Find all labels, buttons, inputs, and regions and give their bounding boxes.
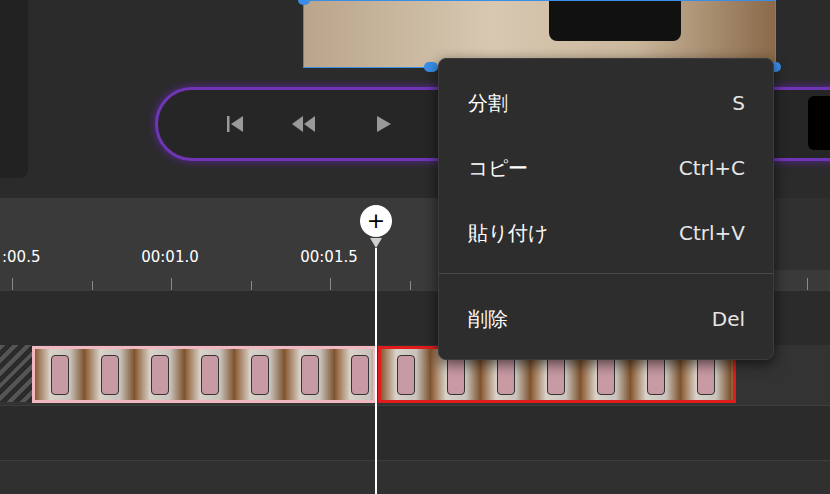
ruler-tick xyxy=(807,278,808,290)
menu-item-label: 貼り付け xyxy=(468,218,548,248)
ruler-tick xyxy=(92,281,93,290)
resize-handle[interactable] xyxy=(424,62,438,72)
clip-thumbnail xyxy=(381,349,431,400)
thumbnail-object xyxy=(151,355,169,395)
menu-item[interactable]: 貼り付け Ctrl+V xyxy=(439,200,773,265)
playhead-add-button[interactable]: + xyxy=(360,205,392,237)
thumbnail-object xyxy=(101,355,119,395)
clip-thumbnail xyxy=(35,349,85,400)
menu-item-label: コピー xyxy=(468,153,528,183)
clip-thumbnail xyxy=(135,349,185,400)
black-box xyxy=(808,96,830,150)
playhead-arrow xyxy=(370,238,382,248)
thumbnail-object xyxy=(447,355,465,395)
thumbnail-object xyxy=(647,355,665,395)
clip-thumbnail xyxy=(285,349,335,400)
thumbnail-object xyxy=(251,355,269,395)
play-icon[interactable] xyxy=(372,113,394,135)
menu-item[interactable]: コピー Ctrl+C xyxy=(439,135,773,200)
menu-item-label: 分割 xyxy=(468,88,508,118)
ruler-tick xyxy=(410,281,411,290)
ruler-tick xyxy=(171,278,172,290)
track-row xyxy=(0,405,830,460)
thumbnail-object xyxy=(497,355,515,395)
menu-item-shortcut: Ctrl+C xyxy=(679,153,745,183)
menu-item-shortcut: S xyxy=(732,88,745,118)
thumbnail-object xyxy=(697,355,715,395)
clip-thumbnail xyxy=(185,349,235,400)
thumbnail-object xyxy=(351,355,369,395)
thumbnail-object xyxy=(301,355,319,395)
playhead-line[interactable] xyxy=(375,248,377,494)
thumbnail-object xyxy=(201,355,219,395)
ruler-tick xyxy=(251,281,252,290)
ruler-tick xyxy=(12,278,13,290)
ruler-label: :00.5 xyxy=(2,247,40,267)
ruler-label: 00:01.5 xyxy=(296,247,362,267)
thumbnail-object xyxy=(51,355,69,395)
menu-item-shortcut: Del xyxy=(712,304,745,334)
menu-item-shortcut: Ctrl+V xyxy=(679,218,745,248)
thumbnail-object xyxy=(547,355,565,395)
thumbnail-object xyxy=(397,355,415,395)
clip-thumbnail xyxy=(335,349,376,400)
menu-divider xyxy=(439,273,773,274)
video-clip[interactable] xyxy=(32,346,376,403)
empty-region xyxy=(0,345,32,402)
video-editor: :00.5 00:01.0 00:01.5 + 分割 S コピー Ctrl+C 貼り付け Ct… xyxy=(0,0,830,494)
preview-object xyxy=(549,1,681,41)
side-panel xyxy=(0,0,28,178)
playhead-plus: + xyxy=(367,210,385,232)
skip-start-icon[interactable] xyxy=(224,113,246,135)
menu-item-label: 削除 xyxy=(468,304,508,334)
rewind-icon[interactable] xyxy=(290,113,316,135)
resize-handle[interactable] xyxy=(298,0,310,5)
ruler-label: 00:01.0 xyxy=(137,247,203,267)
context-menu: 分割 S コピー Ctrl+C 貼り付け Ctrl+V 削除 Del xyxy=(438,58,774,360)
menu-item[interactable]: 削除 Del xyxy=(439,286,773,351)
clip-thumbnail xyxy=(85,349,135,400)
thumbnail-object xyxy=(597,355,615,395)
track-row xyxy=(0,460,830,494)
ruler-tick xyxy=(330,278,331,290)
menu-item[interactable]: 分割 S xyxy=(439,70,773,135)
clip-thumbnail xyxy=(235,349,285,400)
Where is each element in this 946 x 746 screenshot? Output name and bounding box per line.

* [Problem] Rewrite the listing above with every "clip-thumbnail" changed to "clip-preview" and nothing else altered, leaving out the pictures.

* [Exercise answer]
Find all labels, buttons, inputs, and regions and give their bounding boxes.
ruler-tick xyxy=(807,278,808,290)
menu-item-label: 貼り付け xyxy=(468,218,548,248)
ruler-tick xyxy=(92,281,93,290)
resize-handle[interactable] xyxy=(424,62,438,72)
clip-preview xyxy=(381,349,431,400)
thumbnail-object xyxy=(151,355,169,395)
menu-item[interactable]: 貼り付け Ctrl+V xyxy=(439,200,773,265)
playhead-add-button[interactable]: + xyxy=(360,205,392,237)
thumbnail-object xyxy=(101,355,119,395)
clip-preview xyxy=(35,349,85,400)
menu-item-label: コピー xyxy=(468,153,528,183)
clip-preview xyxy=(135,349,185,400)
black-box xyxy=(808,96,830,150)
playhead-arrow xyxy=(370,238,382,248)
thumbnail-object xyxy=(447,355,465,395)
thumbnail-object xyxy=(647,355,665,395)
clip-preview xyxy=(285,349,335,400)
thumbnail-object xyxy=(251,355,269,395)
play-icon[interactable] xyxy=(372,113,394,135)
menu-item[interactable]: コピー Ctrl+C xyxy=(439,135,773,200)
menu-item-label: 分割 xyxy=(468,88,508,118)
ruler-tick xyxy=(410,281,411,290)
ruler-tick xyxy=(171,278,172,290)
track-row xyxy=(0,405,830,460)
thumbnail-object xyxy=(497,355,515,395)
menu-item-shortcut: Ctrl+C xyxy=(679,153,745,183)
menu-item-shortcut: S xyxy=(732,88,745,118)
thumbnail-object xyxy=(697,355,715,395)
clip-preview xyxy=(185,349,235,400)
thumbnail-object xyxy=(351,355,369,395)
thumbnail-object xyxy=(301,355,319,395)
playhead-line[interactable] xyxy=(375,248,377,494)
thumbnail-object xyxy=(201,355,219,395)
ruler-tick xyxy=(251,281,252,290)
ruler-tick xyxy=(12,278,13,290)
ruler-label: :00.5 xyxy=(2,247,40,267)
ruler-label: 00:01.5 xyxy=(296,247,362,267)
thumbnail-object xyxy=(51,355,69,395)
menu-item-shortcut: Del xyxy=(712,304,745,334)
menu-item-shortcut: Ctrl+V xyxy=(679,218,745,248)
thumbnail-object xyxy=(547,355,565,395)
thumbnail-object xyxy=(397,355,415,395)
clip-preview xyxy=(335,349,376,400)
menu-divider xyxy=(439,273,773,274)
video-clip[interactable] xyxy=(32,346,376,403)
empty-region xyxy=(0,345,32,402)
video-editor: :00.5 00:01.0 00:01.5 + 分割 S コピー Ctrl+C 貼り付け Ct… xyxy=(0,0,830,494)
preview-object xyxy=(549,1,681,41)
side-panel xyxy=(0,0,28,178)
playhead-plus: + xyxy=(367,210,385,232)
skip-start-icon[interactable] xyxy=(224,113,246,135)
menu-item-label: 削除 xyxy=(468,304,508,334)
rewind-icon[interactable] xyxy=(290,113,316,135)
resize-handle[interactable] xyxy=(298,0,310,5)
ruler-label: 00:01.0 xyxy=(137,247,203,267)
context-menu: 分割 S コピー Ctrl+C 貼り付け Ctrl+V 削除 Del xyxy=(438,58,774,360)
menu-item[interactable]: 削除 Del xyxy=(439,286,773,351)
clip-preview xyxy=(85,349,135,400)
thumbnail-object xyxy=(597,355,615,395)
track-row xyxy=(0,460,830,494)
ruler-tick xyxy=(330,278,331,290)
menu-item[interactable]: 分割 S xyxy=(439,70,773,135)
clip-preview xyxy=(235,349,285,400)
Where is each element in this 946 x 746 screenshot? Output name and bounding box per line.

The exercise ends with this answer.